[Data listing]
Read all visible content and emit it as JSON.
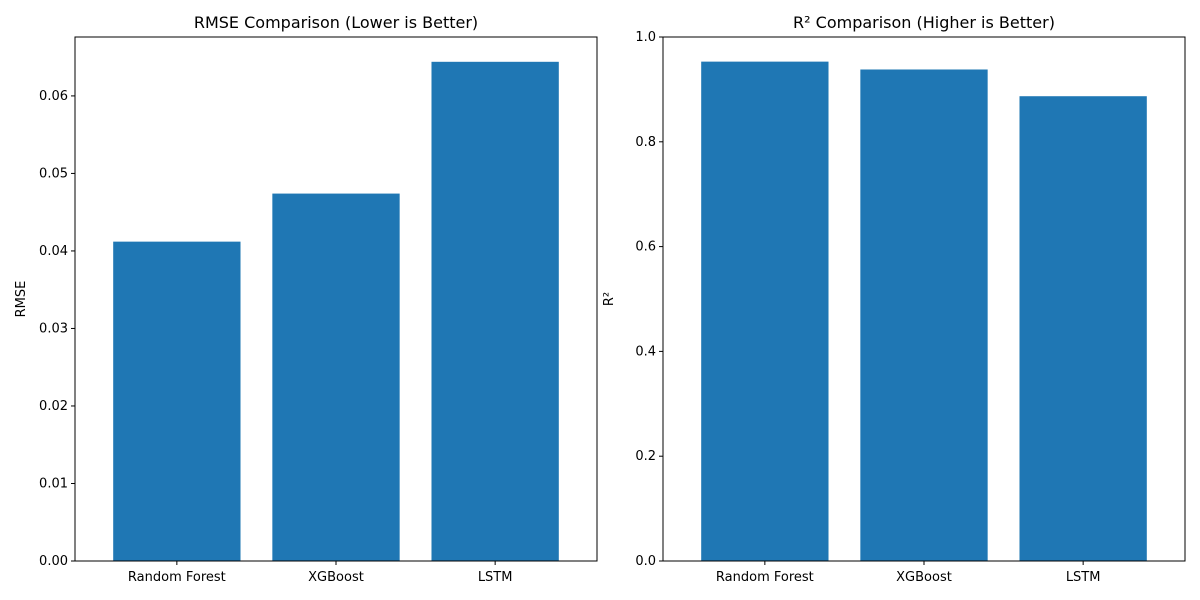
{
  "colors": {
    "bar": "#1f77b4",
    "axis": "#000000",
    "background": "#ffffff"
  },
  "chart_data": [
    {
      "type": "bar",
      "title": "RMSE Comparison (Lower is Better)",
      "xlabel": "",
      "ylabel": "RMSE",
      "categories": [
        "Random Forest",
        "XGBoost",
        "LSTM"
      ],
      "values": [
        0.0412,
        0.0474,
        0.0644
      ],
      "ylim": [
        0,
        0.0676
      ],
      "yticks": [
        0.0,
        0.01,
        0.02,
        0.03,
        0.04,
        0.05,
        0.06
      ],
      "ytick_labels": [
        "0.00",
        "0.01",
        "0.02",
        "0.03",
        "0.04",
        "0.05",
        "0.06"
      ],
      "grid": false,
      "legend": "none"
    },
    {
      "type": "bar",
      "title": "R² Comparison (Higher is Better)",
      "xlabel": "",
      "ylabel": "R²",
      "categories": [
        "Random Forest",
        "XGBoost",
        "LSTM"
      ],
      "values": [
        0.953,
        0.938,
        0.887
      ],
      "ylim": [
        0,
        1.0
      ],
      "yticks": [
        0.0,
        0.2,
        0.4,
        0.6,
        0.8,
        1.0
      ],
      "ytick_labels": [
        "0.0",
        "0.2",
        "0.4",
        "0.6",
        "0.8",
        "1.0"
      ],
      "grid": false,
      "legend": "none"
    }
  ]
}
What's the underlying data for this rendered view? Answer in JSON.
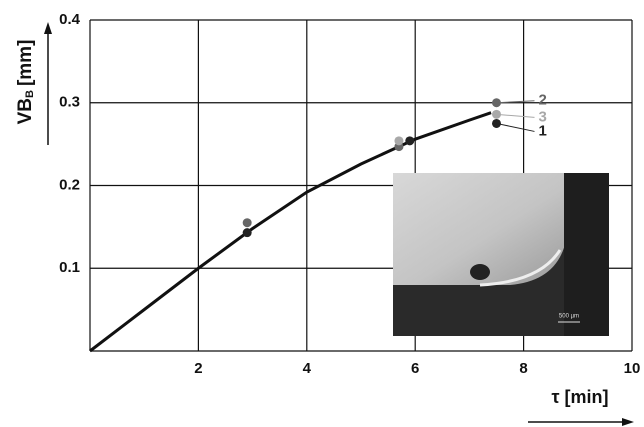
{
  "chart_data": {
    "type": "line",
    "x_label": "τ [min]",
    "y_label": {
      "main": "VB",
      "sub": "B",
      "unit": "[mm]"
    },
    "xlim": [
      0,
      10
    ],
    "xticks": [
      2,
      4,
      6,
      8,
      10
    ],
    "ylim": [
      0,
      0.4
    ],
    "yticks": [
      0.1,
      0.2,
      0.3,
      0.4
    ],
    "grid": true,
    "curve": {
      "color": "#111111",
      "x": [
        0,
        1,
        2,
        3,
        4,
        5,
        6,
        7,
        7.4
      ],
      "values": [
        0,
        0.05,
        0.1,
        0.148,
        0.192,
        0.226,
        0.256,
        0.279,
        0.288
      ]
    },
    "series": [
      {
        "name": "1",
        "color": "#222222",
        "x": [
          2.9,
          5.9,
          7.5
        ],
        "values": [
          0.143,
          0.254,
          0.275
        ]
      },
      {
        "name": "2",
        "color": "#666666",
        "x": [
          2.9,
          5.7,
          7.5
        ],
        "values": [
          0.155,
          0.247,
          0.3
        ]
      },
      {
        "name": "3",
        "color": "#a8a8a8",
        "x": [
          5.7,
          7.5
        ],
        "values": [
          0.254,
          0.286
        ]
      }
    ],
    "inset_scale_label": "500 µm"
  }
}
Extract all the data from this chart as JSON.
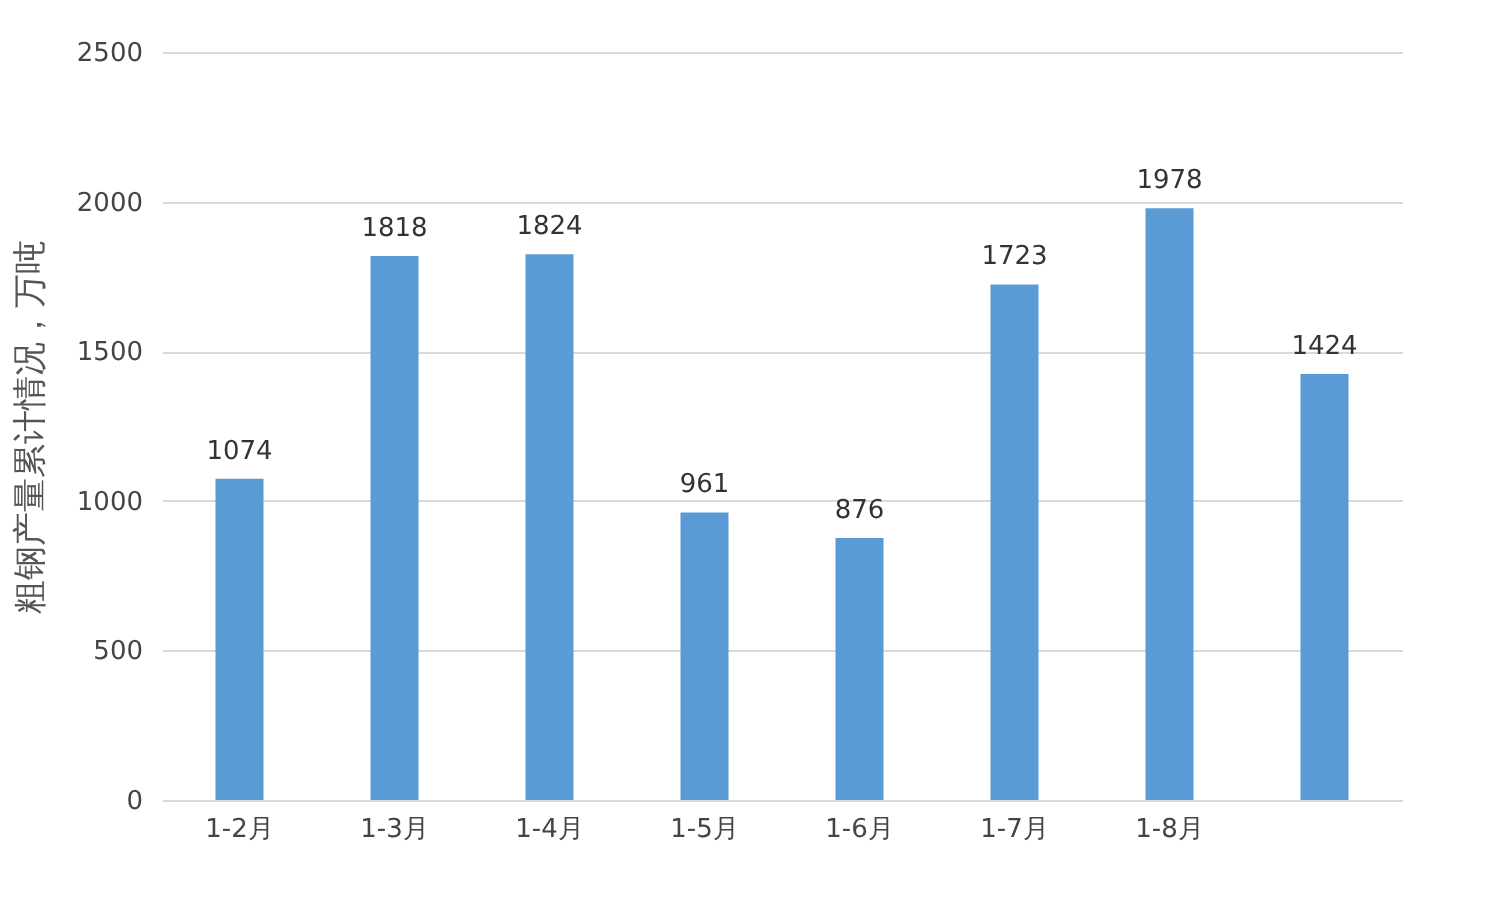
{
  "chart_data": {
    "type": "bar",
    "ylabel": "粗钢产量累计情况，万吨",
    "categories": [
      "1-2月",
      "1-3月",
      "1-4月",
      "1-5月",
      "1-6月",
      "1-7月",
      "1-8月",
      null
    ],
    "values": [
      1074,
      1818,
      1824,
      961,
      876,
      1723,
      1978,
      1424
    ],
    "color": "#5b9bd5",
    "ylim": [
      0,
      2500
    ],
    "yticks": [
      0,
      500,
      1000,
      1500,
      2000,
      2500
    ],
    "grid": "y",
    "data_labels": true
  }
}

▸ WRITTEN TASK
Gather each line holding the string "RMSE".

▸ WRITTEN ANSWER
      "title": "RMSE Comparison (Lower is Better)",
      "ylabel": "RMSE",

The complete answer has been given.